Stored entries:
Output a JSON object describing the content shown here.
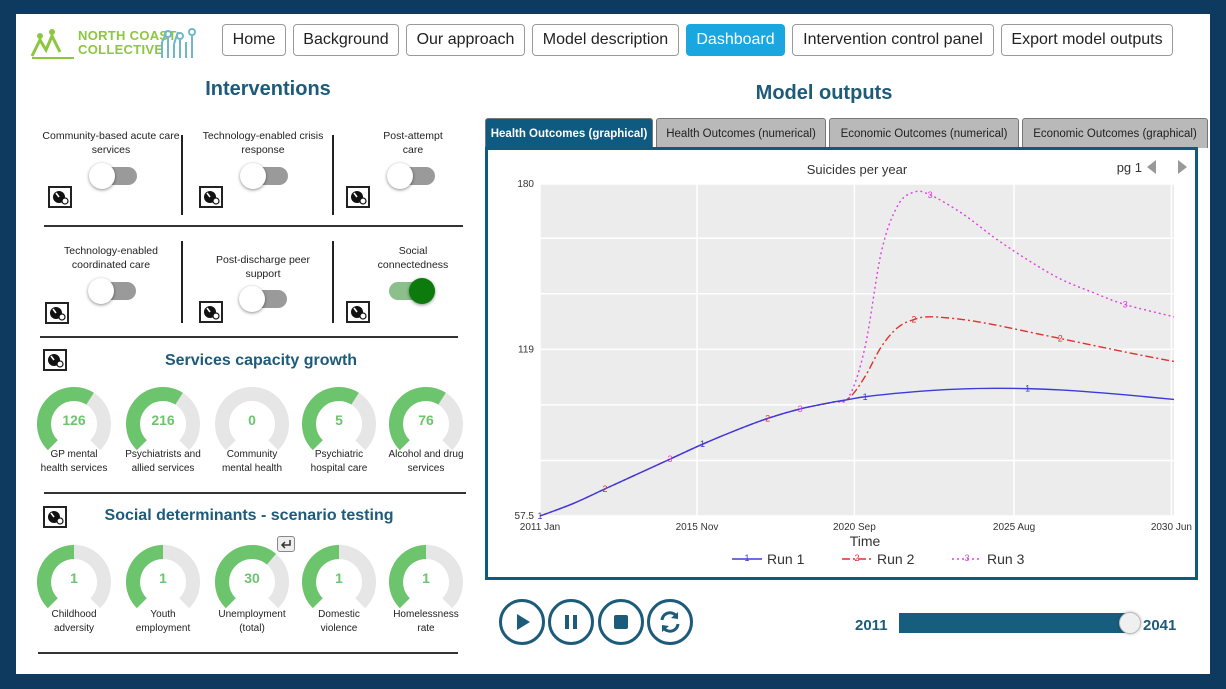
{
  "logo": {
    "line1": "NORTH COAST",
    "line2": "COLLECTIVE"
  },
  "nav": {
    "items": [
      {
        "label": "Home",
        "active": false
      },
      {
        "label": "Background",
        "active": false
      },
      {
        "label": "Our approach",
        "active": false
      },
      {
        "label": "Model description",
        "active": false
      },
      {
        "label": "Dashboard",
        "active": true
      },
      {
        "label": "Intervention control panel",
        "active": false
      },
      {
        "label": "Export model outputs",
        "active": false
      }
    ]
  },
  "interventions": {
    "title": "Interventions",
    "items": [
      {
        "label": "Community-based acute care services",
        "on": false
      },
      {
        "label": "Technology-enabled crisis response",
        "on": false
      },
      {
        "label": "Post-attempt care",
        "on": false
      },
      {
        "label": "Technology-enabled coordinated care",
        "on": false
      },
      {
        "label": "Post-discharge peer support",
        "on": false
      },
      {
        "label": "Social connectedness",
        "on": true
      }
    ]
  },
  "capacity": {
    "title": "Services capacity growth",
    "gauges": [
      {
        "value": "126",
        "label": "GP mental health services",
        "fill": 0.62
      },
      {
        "value": "216",
        "label": "Psychiatrists and allied services",
        "fill": 0.62
      },
      {
        "value": "0",
        "label": "Community mental health",
        "fill": 0.0
      },
      {
        "value": "5",
        "label": "Psychiatric hospital care",
        "fill": 0.62
      },
      {
        "value": "76",
        "label": "Alcohol and drug services",
        "fill": 0.62
      }
    ]
  },
  "social": {
    "title": "Social determinants - scenario testing",
    "undo_icon": "undo-icon",
    "gauges": [
      {
        "value": "1",
        "label": "Childhood adversity",
        "fill": 0.5
      },
      {
        "value": "1",
        "label": "Youth employment",
        "fill": 0.5
      },
      {
        "value": "30",
        "label": "Unemployment (total)",
        "fill": 0.65
      },
      {
        "value": "1",
        "label": "Domestic violence",
        "fill": 0.5
      },
      {
        "value": "1",
        "label": "Homelessness rate",
        "fill": 0.5
      }
    ]
  },
  "outputs": {
    "title": "Model outputs",
    "tabs": [
      {
        "label": "Health Outcomes (graphical)",
        "active": true
      },
      {
        "label": "Health Outcomes (numerical)",
        "active": false
      },
      {
        "label": "Economic Outcomes (numerical)",
        "active": false
      },
      {
        "label": "Economic Outcomes (graphical)",
        "active": false
      }
    ],
    "page_label": "pg 1"
  },
  "chart_data": {
    "type": "line",
    "title": "Suicides per year",
    "xlabel": "Time",
    "ylabel": "",
    "xlim": [
      2011,
      2030.5
    ],
    "ylim": [
      57.5,
      180
    ],
    "x_ticks": [
      {
        "label": "2011 Jan",
        "x": 2011.0
      },
      {
        "label": "2015 Nov",
        "x": 2015.83
      },
      {
        "label": "2020 Sep",
        "x": 2020.67
      },
      {
        "label": "2025 Aug",
        "x": 2025.58
      },
      {
        "label": "2030 Jun",
        "x": 2030.42
      }
    ],
    "y_ticks": [
      57.5,
      119,
      180
    ],
    "grid": true,
    "legend": "bottom",
    "series": [
      {
        "name": "Run 1",
        "marker": "1",
        "color": "#3b3bdc",
        "dash": "solid",
        "x": [
          2011,
          2012,
          2013,
          2014,
          2015,
          2016,
          2017,
          2018,
          2019,
          2020,
          2020.5,
          2021,
          2022,
          2023,
          2024,
          2025,
          2026,
          2027,
          2028,
          2029,
          2030.5
        ],
        "y": [
          57.5,
          62,
          67.5,
          73,
          78.5,
          84,
          89,
          93.5,
          97,
          99.5,
          100.5,
          101.5,
          102.8,
          103.8,
          104.4,
          104.6,
          104.5,
          104,
          103.2,
          102.2,
          100.5
        ]
      },
      {
        "name": "Run 2",
        "marker": "2",
        "color": "#e03030",
        "dash": "dashdot",
        "x": [
          2011,
          2012,
          2013,
          2014,
          2015,
          2016,
          2017,
          2018,
          2019,
          2020,
          2020.5,
          2021,
          2021.5,
          2022,
          2022.5,
          2023,
          2024,
          2025,
          2026,
          2027,
          2028,
          2029,
          2030.5
        ],
        "y": [
          57.5,
          62,
          67.5,
          73,
          78.5,
          84,
          89,
          93.5,
          97,
          99.5,
          101,
          109,
          120,
          127,
          130,
          131,
          130,
          128,
          125.5,
          123,
          120.5,
          118,
          114.5
        ]
      },
      {
        "name": "Run 3",
        "marker": "3",
        "color": "#e040e0",
        "dash": "dotted",
        "x": [
          2011,
          2012,
          2013,
          2014,
          2015,
          2016,
          2017,
          2018,
          2019,
          2020,
          2020.5,
          2021,
          2021.5,
          2022,
          2022.5,
          2023,
          2024,
          2025,
          2026,
          2027,
          2028,
          2029,
          2030.5
        ],
        "y": [
          57.5,
          62,
          67.5,
          73,
          78.5,
          84,
          89,
          93.5,
          97,
          99.5,
          101.5,
          120,
          155,
          172,
          177,
          176,
          169,
          160,
          152,
          145,
          140,
          135.5,
          131
        ]
      }
    ]
  },
  "timeline": {
    "start_year": "2011",
    "end_year": "2041",
    "position": 0.98
  }
}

Exercise brief — Each entry gets copied exactly; the pictures stay out.

Reply —
Output a JSON object describing the content shown here.
{
  "logo": {
    "line1": "NORTH COAST",
    "line2": "COLLECTIVE"
  },
  "nav": {
    "items": [
      {
        "label": "Home",
        "active": false
      },
      {
        "label": "Background",
        "active": false
      },
      {
        "label": "Our approach",
        "active": false
      },
      {
        "label": "Model description",
        "active": false
      },
      {
        "label": "Dashboard",
        "active": true
      },
      {
        "label": "Intervention control panel",
        "active": false
      },
      {
        "label": "Export model outputs",
        "active": false
      }
    ]
  },
  "interventions": {
    "title": "Interventions",
    "items": [
      {
        "label": "Community-based acute care services",
        "on": false
      },
      {
        "label": "Technology-enabled crisis response",
        "on": false
      },
      {
        "label": "Post-attempt care",
        "on": false
      },
      {
        "label": "Technology-enabled coordinated care",
        "on": false
      },
      {
        "label": "Post-discharge peer support",
        "on": false
      },
      {
        "label": "Social connectedness",
        "on": true
      }
    ]
  },
  "capacity": {
    "title": "Services capacity growth",
    "gauges": [
      {
        "value": "126",
        "label": "GP mental health services",
        "fill": 0.62
      },
      {
        "value": "216",
        "label": "Psychiatrists and allied services",
        "fill": 0.62
      },
      {
        "value": "0",
        "label": "Community mental health",
        "fill": 0.0
      },
      {
        "value": "5",
        "label": "Psychiatric hospital care",
        "fill": 0.62
      },
      {
        "value": "76",
        "label": "Alcohol and drug services",
        "fill": 0.62
      }
    ]
  },
  "social": {
    "title": "Social determinants - scenario testing",
    "undo_icon": "undo-icon",
    "gauges": [
      {
        "value": "1",
        "label": "Childhood adversity",
        "fill": 0.5
      },
      {
        "value": "1",
        "label": "Youth employment",
        "fill": 0.5
      },
      {
        "value": "30",
        "label": "Unemployment (total)",
        "fill": 0.65
      },
      {
        "value": "1",
        "label": "Domestic violence",
        "fill": 0.5
      },
      {
        "value": "1",
        "label": "Homelessness rate",
        "fill": 0.5
      }
    ]
  },
  "outputs": {
    "title": "Model outputs",
    "tabs": [
      {
        "label": "Health Outcomes (graphical)",
        "active": true
      },
      {
        "label": "Health Outcomes (numerical)",
        "active": false
      },
      {
        "label": "Economic Outcomes (numerical)",
        "active": false
      },
      {
        "label": "Economic Outcomes (graphical)",
        "active": false
      }
    ],
    "page_label": "pg 1"
  },
  "chart_data": {
    "type": "line",
    "title": "Suicides per year",
    "xlabel": "Time",
    "ylabel": "",
    "xlim": [
      2011,
      2030.5
    ],
    "ylim": [
      57.5,
      180
    ],
    "x_ticks": [
      {
        "label": "2011 Jan",
        "x": 2011.0
      },
      {
        "label": "2015 Nov",
        "x": 2015.83
      },
      {
        "label": "2020 Sep",
        "x": 2020.67
      },
      {
        "label": "2025 Aug",
        "x": 2025.58
      },
      {
        "label": "2030 Jun",
        "x": 2030.42
      }
    ],
    "y_ticks": [
      57.5,
      119,
      180
    ],
    "grid": true,
    "legend": "bottom",
    "series": [
      {
        "name": "Run 1",
        "marker": "1",
        "color": "#3b3bdc",
        "dash": "solid",
        "x": [
          2011,
          2012,
          2013,
          2014,
          2015,
          2016,
          2017,
          2018,
          2019,
          2020,
          2020.5,
          2021,
          2022,
          2023,
          2024,
          2025,
          2026,
          2027,
          2028,
          2029,
          2030.5
        ],
        "y": [
          57.5,
          62,
          67.5,
          73,
          78.5,
          84,
          89,
          93.5,
          97,
          99.5,
          100.5,
          101.5,
          102.8,
          103.8,
          104.4,
          104.6,
          104.5,
          104,
          103.2,
          102.2,
          100.5
        ]
      },
      {
        "name": "Run 2",
        "marker": "2",
        "color": "#e03030",
        "dash": "dashdot",
        "x": [
          2011,
          2012,
          2013,
          2014,
          2015,
          2016,
          2017,
          2018,
          2019,
          2020,
          2020.5,
          2021,
          2021.5,
          2022,
          2022.5,
          2023,
          2024,
          2025,
          2026,
          2027,
          2028,
          2029,
          2030.5
        ],
        "y": [
          57.5,
          62,
          67.5,
          73,
          78.5,
          84,
          89,
          93.5,
          97,
          99.5,
          101,
          109,
          120,
          127,
          130,
          131,
          130,
          128,
          125.5,
          123,
          120.5,
          118,
          114.5
        ]
      },
      {
        "name": "Run 3",
        "marker": "3",
        "color": "#e040e0",
        "dash": "dotted",
        "x": [
          2011,
          2012,
          2013,
          2014,
          2015,
          2016,
          2017,
          2018,
          2019,
          2020,
          2020.5,
          2021,
          2021.5,
          2022,
          2022.5,
          2023,
          2024,
          2025,
          2026,
          2027,
          2028,
          2029,
          2030.5
        ],
        "y": [
          57.5,
          62,
          67.5,
          73,
          78.5,
          84,
          89,
          93.5,
          97,
          99.5,
          101.5,
          120,
          155,
          172,
          177,
          176,
          169,
          160,
          152,
          145,
          140,
          135.5,
          131
        ]
      }
    ]
  },
  "timeline": {
    "start_year": "2011",
    "end_year": "2041",
    "position": 0.98
  }
}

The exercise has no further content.